Transcribe the entries that follow, word for word.
---------- Data extract
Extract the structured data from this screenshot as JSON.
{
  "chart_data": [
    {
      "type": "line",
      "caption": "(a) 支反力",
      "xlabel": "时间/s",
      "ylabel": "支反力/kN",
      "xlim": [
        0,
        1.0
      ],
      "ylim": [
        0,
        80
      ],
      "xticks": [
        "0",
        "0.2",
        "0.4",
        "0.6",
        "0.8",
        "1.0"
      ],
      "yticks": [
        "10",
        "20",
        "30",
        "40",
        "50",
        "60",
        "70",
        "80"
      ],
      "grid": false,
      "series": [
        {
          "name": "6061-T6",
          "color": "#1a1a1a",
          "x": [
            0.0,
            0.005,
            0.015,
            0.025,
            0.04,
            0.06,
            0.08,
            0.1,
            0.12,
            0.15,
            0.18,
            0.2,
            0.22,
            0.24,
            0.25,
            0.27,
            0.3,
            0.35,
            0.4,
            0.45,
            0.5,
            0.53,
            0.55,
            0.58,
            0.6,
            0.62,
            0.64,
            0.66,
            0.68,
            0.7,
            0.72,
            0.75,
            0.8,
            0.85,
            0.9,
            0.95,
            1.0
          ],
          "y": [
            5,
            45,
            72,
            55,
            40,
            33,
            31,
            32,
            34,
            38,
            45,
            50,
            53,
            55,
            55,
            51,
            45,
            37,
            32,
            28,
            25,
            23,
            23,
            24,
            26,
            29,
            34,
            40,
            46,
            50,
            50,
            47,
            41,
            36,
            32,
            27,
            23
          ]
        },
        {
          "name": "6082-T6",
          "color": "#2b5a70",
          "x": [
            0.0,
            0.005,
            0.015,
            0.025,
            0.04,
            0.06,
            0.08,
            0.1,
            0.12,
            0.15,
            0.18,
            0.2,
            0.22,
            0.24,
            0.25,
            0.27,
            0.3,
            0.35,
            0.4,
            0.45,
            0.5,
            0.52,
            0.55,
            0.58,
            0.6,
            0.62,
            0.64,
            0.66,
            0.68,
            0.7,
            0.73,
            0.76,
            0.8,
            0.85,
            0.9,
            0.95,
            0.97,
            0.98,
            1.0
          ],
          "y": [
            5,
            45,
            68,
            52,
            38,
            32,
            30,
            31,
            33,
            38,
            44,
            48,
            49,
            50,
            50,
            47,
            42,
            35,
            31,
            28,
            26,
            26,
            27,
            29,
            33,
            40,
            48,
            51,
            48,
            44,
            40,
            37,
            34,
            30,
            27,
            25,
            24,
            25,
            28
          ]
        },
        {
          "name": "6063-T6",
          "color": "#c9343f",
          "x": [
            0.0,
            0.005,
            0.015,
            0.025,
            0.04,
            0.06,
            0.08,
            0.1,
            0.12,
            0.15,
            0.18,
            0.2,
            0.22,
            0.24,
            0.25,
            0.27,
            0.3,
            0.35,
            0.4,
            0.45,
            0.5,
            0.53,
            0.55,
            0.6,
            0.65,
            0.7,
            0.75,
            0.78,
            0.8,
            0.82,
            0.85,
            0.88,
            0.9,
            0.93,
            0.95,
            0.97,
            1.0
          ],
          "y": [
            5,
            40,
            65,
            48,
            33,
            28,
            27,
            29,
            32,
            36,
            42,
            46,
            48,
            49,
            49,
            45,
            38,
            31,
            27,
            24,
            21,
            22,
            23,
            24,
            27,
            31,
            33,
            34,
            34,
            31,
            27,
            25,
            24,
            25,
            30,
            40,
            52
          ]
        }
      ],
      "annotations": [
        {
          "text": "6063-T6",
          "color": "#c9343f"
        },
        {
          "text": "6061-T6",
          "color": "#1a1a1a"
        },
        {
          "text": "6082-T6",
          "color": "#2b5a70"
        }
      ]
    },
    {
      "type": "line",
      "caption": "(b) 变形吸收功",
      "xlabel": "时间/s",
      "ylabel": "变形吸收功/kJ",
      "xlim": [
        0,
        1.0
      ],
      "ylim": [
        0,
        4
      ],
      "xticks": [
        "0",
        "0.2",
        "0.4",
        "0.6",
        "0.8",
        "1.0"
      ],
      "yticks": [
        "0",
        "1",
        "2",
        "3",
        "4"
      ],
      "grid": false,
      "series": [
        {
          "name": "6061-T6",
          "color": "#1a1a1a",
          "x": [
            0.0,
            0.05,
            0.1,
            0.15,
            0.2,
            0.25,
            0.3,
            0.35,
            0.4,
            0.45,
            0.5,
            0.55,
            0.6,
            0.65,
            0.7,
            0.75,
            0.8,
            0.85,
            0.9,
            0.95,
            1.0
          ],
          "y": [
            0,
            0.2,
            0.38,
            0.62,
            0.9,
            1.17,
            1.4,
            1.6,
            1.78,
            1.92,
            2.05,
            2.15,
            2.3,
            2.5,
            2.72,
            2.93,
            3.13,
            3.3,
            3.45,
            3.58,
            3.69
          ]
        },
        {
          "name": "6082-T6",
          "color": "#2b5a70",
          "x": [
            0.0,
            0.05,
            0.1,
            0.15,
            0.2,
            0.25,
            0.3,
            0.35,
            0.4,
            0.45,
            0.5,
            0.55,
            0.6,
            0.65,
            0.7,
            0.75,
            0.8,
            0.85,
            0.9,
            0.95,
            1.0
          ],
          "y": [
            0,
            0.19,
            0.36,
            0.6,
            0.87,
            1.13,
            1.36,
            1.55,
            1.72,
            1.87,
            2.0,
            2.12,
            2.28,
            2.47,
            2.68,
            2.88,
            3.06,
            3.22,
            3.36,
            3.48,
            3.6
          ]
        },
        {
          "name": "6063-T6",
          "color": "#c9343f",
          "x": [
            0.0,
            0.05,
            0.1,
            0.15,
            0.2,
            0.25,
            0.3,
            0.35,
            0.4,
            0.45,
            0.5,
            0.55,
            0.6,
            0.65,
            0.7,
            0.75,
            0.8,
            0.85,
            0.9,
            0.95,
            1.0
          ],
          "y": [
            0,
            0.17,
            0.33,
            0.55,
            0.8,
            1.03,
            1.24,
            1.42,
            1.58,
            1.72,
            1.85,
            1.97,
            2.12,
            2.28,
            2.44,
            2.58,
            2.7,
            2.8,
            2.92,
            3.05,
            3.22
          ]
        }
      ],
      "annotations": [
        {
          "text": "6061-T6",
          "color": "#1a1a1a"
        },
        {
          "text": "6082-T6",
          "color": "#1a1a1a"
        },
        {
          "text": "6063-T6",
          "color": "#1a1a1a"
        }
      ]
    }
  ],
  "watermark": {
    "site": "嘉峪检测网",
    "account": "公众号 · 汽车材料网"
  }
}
--------------------
● Task output
Extract the structured data from this screenshot as JSON.
{
  "chart_data": [
    {
      "type": "line",
      "caption": "(a) 支反力",
      "xlabel": "时间/s",
      "ylabel": "支反力/kN",
      "xlim": [
        0,
        1.0
      ],
      "ylim": [
        0,
        80
      ],
      "xticks": [
        "0",
        "0.2",
        "0.4",
        "0.6",
        "0.8",
        "1.0"
      ],
      "yticks": [
        "10",
        "20",
        "30",
        "40",
        "50",
        "60",
        "70",
        "80"
      ],
      "grid": false,
      "series": [
        {
          "name": "6061-T6",
          "color": "#1a1a1a",
          "x": [
            0.0,
            0.005,
            0.015,
            0.025,
            0.04,
            0.06,
            0.08,
            0.1,
            0.12,
            0.15,
            0.18,
            0.2,
            0.22,
            0.24,
            0.25,
            0.27,
            0.3,
            0.35,
            0.4,
            0.45,
            0.5,
            0.53,
            0.55,
            0.58,
            0.6,
            0.62,
            0.64,
            0.66,
            0.68,
            0.7,
            0.72,
            0.75,
            0.8,
            0.85,
            0.9,
            0.95,
            1.0
          ],
          "y": [
            5,
            45,
            72,
            55,
            40,
            33,
            31,
            32,
            34,
            38,
            45,
            50,
            53,
            55,
            55,
            51,
            45,
            37,
            32,
            28,
            25,
            23,
            23,
            24,
            26,
            29,
            34,
            40,
            46,
            50,
            50,
            47,
            41,
            36,
            32,
            27,
            23
          ]
        },
        {
          "name": "6082-T6",
          "color": "#2b5a70",
          "x": [
            0.0,
            0.005,
            0.015,
            0.025,
            0.04,
            0.06,
            0.08,
            0.1,
            0.12,
            0.15,
            0.18,
            0.2,
            0.22,
            0.24,
            0.25,
            0.27,
            0.3,
            0.35,
            0.4,
            0.45,
            0.5,
            0.52,
            0.55,
            0.58,
            0.6,
            0.62,
            0.64,
            0.66,
            0.68,
            0.7,
            0.73,
            0.76,
            0.8,
            0.85,
            0.9,
            0.95,
            0.97,
            0.98,
            1.0
          ],
          "y": [
            5,
            45,
            68,
            52,
            38,
            32,
            30,
            31,
            33,
            38,
            44,
            48,
            49,
            50,
            50,
            47,
            42,
            35,
            31,
            28,
            26,
            26,
            27,
            29,
            33,
            40,
            48,
            51,
            48,
            44,
            40,
            37,
            34,
            30,
            27,
            25,
            24,
            25,
            28
          ]
        },
        {
          "name": "6063-T6",
          "color": "#c9343f",
          "x": [
            0.0,
            0.005,
            0.015,
            0.025,
            0.04,
            0.06,
            0.08,
            0.1,
            0.12,
            0.15,
            0.18,
            0.2,
            0.22,
            0.24,
            0.25,
            0.27,
            0.3,
            0.35,
            0.4,
            0.45,
            0.5,
            0.53,
            0.55,
            0.6,
            0.65,
            0.7,
            0.75,
            0.78,
            0.8,
            0.82,
            0.85,
            0.88,
            0.9,
            0.93,
            0.95,
            0.97,
            1.0
          ],
          "y": [
            5,
            40,
            65,
            48,
            33,
            28,
            27,
            29,
            32,
            36,
            42,
            46,
            48,
            49,
            49,
            45,
            38,
            31,
            27,
            24,
            21,
            22,
            23,
            24,
            27,
            31,
            33,
            34,
            34,
            31,
            27,
            25,
            24,
            25,
            30,
            40,
            52
          ]
        }
      ],
      "annotations": [
        {
          "text": "6063-T6",
          "color": "#c9343f"
        },
        {
          "text": "6061-T6",
          "color": "#1a1a1a"
        },
        {
          "text": "6082-T6",
          "color": "#2b5a70"
        }
      ]
    },
    {
      "type": "line",
      "caption": "(b) 变形吸收功",
      "xlabel": "时间/s",
      "ylabel": "变形吸收功/kJ",
      "xlim": [
        0,
        1.0
      ],
      "ylim": [
        0,
        4
      ],
      "xticks": [
        "0",
        "0.2",
        "0.4",
        "0.6",
        "0.8",
        "1.0"
      ],
      "yticks": [
        "0",
        "1",
        "2",
        "3",
        "4"
      ],
      "grid": false,
      "series": [
        {
          "name": "6061-T6",
          "color": "#1a1a1a",
          "x": [
            0.0,
            0.05,
            0.1,
            0.15,
            0.2,
            0.25,
            0.3,
            0.35,
            0.4,
            0.45,
            0.5,
            0.55,
            0.6,
            0.65,
            0.7,
            0.75,
            0.8,
            0.85,
            0.9,
            0.95,
            1.0
          ],
          "y": [
            0,
            0.2,
            0.38,
            0.62,
            0.9,
            1.17,
            1.4,
            1.6,
            1.78,
            1.92,
            2.05,
            2.15,
            2.3,
            2.5,
            2.72,
            2.93,
            3.13,
            3.3,
            3.45,
            3.58,
            3.69
          ]
        },
        {
          "name": "6082-T6",
          "color": "#2b5a70",
          "x": [
            0.0,
            0.05,
            0.1,
            0.15,
            0.2,
            0.25,
            0.3,
            0.35,
            0.4,
            0.45,
            0.5,
            0.55,
            0.6,
            0.65,
            0.7,
            0.75,
            0.8,
            0.85,
            0.9,
            0.95,
            1.0
          ],
          "y": [
            0,
            0.19,
            0.36,
            0.6,
            0.87,
            1.13,
            1.36,
            1.55,
            1.72,
            1.87,
            2.0,
            2.12,
            2.28,
            2.47,
            2.68,
            2.88,
            3.06,
            3.22,
            3.36,
            3.48,
            3.6
          ]
        },
        {
          "name": "6063-T6",
          "color": "#c9343f",
          "x": [
            0.0,
            0.05,
            0.1,
            0.15,
            0.2,
            0.25,
            0.3,
            0.35,
            0.4,
            0.45,
            0.5,
            0.55,
            0.6,
            0.65,
            0.7,
            0.75,
            0.8,
            0.85,
            0.9,
            0.95,
            1.0
          ],
          "y": [
            0,
            0.17,
            0.33,
            0.55,
            0.8,
            1.03,
            1.24,
            1.42,
            1.58,
            1.72,
            1.85,
            1.97,
            2.12,
            2.28,
            2.44,
            2.58,
            2.7,
            2.8,
            2.92,
            3.05,
            3.22
          ]
        }
      ],
      "annotations": [
        {
          "text": "6061-T6",
          "color": "#1a1a1a"
        },
        {
          "text": "6082-T6",
          "color": "#1a1a1a"
        },
        {
          "text": "6063-T6",
          "color": "#1a1a1a"
        }
      ]
    }
  ],
  "watermark": {
    "site": "嘉峪检测网",
    "account": "公众号 · 汽车材料网"
  }
}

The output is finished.